> _WYMAGANIA_
Zaktualizuj poniższy materiał, zamieniając każde „data-point” na „point”. Reszta ma pozostać bez zmian.

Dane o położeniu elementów
_ _ _

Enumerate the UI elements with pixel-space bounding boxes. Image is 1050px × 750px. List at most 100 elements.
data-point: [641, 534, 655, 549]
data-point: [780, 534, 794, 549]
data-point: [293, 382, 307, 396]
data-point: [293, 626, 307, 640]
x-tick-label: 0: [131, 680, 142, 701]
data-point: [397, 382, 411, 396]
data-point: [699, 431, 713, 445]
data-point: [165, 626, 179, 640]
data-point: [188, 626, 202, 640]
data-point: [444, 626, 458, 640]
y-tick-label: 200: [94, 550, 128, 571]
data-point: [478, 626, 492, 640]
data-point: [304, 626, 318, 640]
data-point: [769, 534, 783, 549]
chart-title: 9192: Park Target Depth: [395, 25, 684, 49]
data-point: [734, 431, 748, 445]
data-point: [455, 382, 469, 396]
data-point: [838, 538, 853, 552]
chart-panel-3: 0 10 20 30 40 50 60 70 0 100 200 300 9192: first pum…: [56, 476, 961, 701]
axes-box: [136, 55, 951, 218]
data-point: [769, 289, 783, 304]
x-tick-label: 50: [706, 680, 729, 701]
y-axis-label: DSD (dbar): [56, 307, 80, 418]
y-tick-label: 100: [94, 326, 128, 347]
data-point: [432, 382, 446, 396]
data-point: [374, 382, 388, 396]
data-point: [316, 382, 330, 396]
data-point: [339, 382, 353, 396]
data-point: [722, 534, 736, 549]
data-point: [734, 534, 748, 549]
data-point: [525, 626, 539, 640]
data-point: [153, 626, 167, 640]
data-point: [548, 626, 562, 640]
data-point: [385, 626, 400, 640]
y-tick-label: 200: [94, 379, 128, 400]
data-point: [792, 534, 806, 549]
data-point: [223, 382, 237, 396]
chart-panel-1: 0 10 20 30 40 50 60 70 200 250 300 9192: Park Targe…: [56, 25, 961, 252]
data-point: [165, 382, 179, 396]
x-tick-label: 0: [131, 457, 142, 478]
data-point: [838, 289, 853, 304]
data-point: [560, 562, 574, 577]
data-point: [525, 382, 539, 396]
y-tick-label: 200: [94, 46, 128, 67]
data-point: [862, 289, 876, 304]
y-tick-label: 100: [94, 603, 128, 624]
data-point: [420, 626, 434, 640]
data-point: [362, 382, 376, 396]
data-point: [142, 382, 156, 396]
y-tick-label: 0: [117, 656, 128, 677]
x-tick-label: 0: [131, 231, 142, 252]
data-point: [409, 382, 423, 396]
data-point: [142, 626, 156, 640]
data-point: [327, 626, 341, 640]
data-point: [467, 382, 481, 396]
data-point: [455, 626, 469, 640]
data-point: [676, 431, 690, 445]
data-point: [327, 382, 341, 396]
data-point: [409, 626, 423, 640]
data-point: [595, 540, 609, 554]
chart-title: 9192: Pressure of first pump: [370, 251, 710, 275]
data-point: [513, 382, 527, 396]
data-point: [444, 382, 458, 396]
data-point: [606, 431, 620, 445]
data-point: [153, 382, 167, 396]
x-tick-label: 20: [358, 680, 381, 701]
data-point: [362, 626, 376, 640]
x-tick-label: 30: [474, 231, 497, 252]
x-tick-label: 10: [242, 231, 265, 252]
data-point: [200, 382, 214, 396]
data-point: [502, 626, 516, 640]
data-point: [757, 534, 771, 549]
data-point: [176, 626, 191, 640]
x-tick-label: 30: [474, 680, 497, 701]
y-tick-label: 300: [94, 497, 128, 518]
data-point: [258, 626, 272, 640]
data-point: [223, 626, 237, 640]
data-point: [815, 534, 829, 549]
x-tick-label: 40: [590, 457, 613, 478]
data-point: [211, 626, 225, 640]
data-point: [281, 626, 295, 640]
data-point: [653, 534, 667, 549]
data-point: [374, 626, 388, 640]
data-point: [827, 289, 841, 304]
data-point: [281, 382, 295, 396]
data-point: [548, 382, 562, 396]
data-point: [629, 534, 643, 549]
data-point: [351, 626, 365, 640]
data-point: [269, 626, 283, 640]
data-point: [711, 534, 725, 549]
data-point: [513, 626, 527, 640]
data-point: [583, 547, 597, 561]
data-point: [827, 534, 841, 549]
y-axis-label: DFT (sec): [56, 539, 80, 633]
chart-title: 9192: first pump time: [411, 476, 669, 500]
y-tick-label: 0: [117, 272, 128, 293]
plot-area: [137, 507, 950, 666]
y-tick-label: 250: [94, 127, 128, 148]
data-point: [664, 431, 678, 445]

_ _ _

> _ODPOWIEDŹ_
Enumerate the UI elements with pixel-space bounding boxes. Image is 1050px × 750px. List at most 100 elements.
point: [641, 534, 655, 549]
point: [780, 534, 794, 549]
point: [293, 382, 307, 396]
point: [293, 626, 307, 640]
x-tick-label: 0: [131, 680, 142, 701]
point: [397, 382, 411, 396]
point: [699, 431, 713, 445]
point: [165, 626, 179, 640]
point: [188, 626, 202, 640]
point: [444, 626, 458, 640]
y-tick-label: 200: [94, 550, 128, 571]
point: [478, 626, 492, 640]
point: [304, 626, 318, 640]
point: [769, 534, 783, 549]
chart-title: 9192: Park Target Depth: [395, 25, 684, 49]
point: [734, 431, 748, 445]
point: [455, 382, 469, 396]
point: [838, 538, 853, 552]
chart-panel-3: 0 10 20 30 40 50 60 70 0 100 200 300 9192: first pum…: [56, 476, 961, 701]
axes-box: [136, 55, 951, 218]
point: [769, 289, 783, 304]
x-tick-label: 50: [706, 680, 729, 701]
y-axis-label: DSD (dbar): [56, 307, 80, 418]
y-tick-label: 100: [94, 326, 128, 347]
point: [432, 382, 446, 396]
point: [374, 382, 388, 396]
point: [316, 382, 330, 396]
point: [339, 382, 353, 396]
point: [722, 534, 736, 549]
point: [734, 534, 748, 549]
point: [525, 626, 539, 640]
point: [153, 626, 167, 640]
point: [548, 626, 562, 640]
point: [385, 626, 400, 640]
y-tick-label: 200: [94, 379, 128, 400]
point: [792, 534, 806, 549]
point: [223, 382, 237, 396]
chart-panel-1: 0 10 20 30 40 50 60 70 200 250 300 9192: Park Targe…: [56, 25, 961, 252]
point: [165, 382, 179, 396]
x-tick-label: 0: [131, 457, 142, 478]
point: [838, 289, 853, 304]
point: [560, 562, 574, 577]
point: [525, 382, 539, 396]
y-tick-label: 200: [94, 46, 128, 67]
point: [862, 289, 876, 304]
y-tick-label: 100: [94, 603, 128, 624]
point: [420, 626, 434, 640]
point: [362, 382, 376, 396]
point: [142, 382, 156, 396]
y-tick-label: 0: [117, 656, 128, 677]
x-tick-label: 0: [131, 231, 142, 252]
point: [409, 382, 423, 396]
point: [142, 626, 156, 640]
point: [327, 626, 341, 640]
point: [467, 382, 481, 396]
point: [455, 626, 469, 640]
point: [676, 431, 690, 445]
point: [327, 382, 341, 396]
point: [409, 626, 423, 640]
point: [595, 540, 609, 554]
chart-title: 9192: Pressure of first pump: [370, 251, 710, 275]
point: [513, 382, 527, 396]
point: [444, 382, 458, 396]
point: [606, 431, 620, 445]
point: [153, 382, 167, 396]
x-tick-label: 20: [358, 680, 381, 701]
point: [362, 626, 376, 640]
x-tick-label: 30: [474, 231, 497, 252]
x-tick-label: 10: [242, 231, 265, 252]
point: [200, 382, 214, 396]
point: [502, 626, 516, 640]
point: [757, 534, 771, 549]
point: [176, 626, 191, 640]
x-tick-label: 30: [474, 680, 497, 701]
y-tick-label: 300: [94, 497, 128, 518]
point: [258, 626, 272, 640]
point: [223, 626, 237, 640]
point: [815, 534, 829, 549]
x-tick-label: 40: [590, 457, 613, 478]
point: [211, 626, 225, 640]
point: [281, 626, 295, 640]
point: [653, 534, 667, 549]
point: [374, 626, 388, 640]
point: [827, 289, 841, 304]
point: [281, 382, 295, 396]
point: [548, 382, 562, 396]
point: [629, 534, 643, 549]
point: [351, 626, 365, 640]
point: [269, 626, 283, 640]
point: [711, 534, 725, 549]
point: [513, 626, 527, 640]
point: [583, 547, 597, 561]
point: [827, 534, 841, 549]
y-axis-label: DFT (sec): [56, 539, 80, 633]
chart-title: 9192: first pump time: [411, 476, 669, 500]
y-tick-label: 0: [117, 272, 128, 293]
plot-area: [137, 507, 950, 666]
y-tick-label: 250: [94, 127, 128, 148]
point: [664, 431, 678, 445]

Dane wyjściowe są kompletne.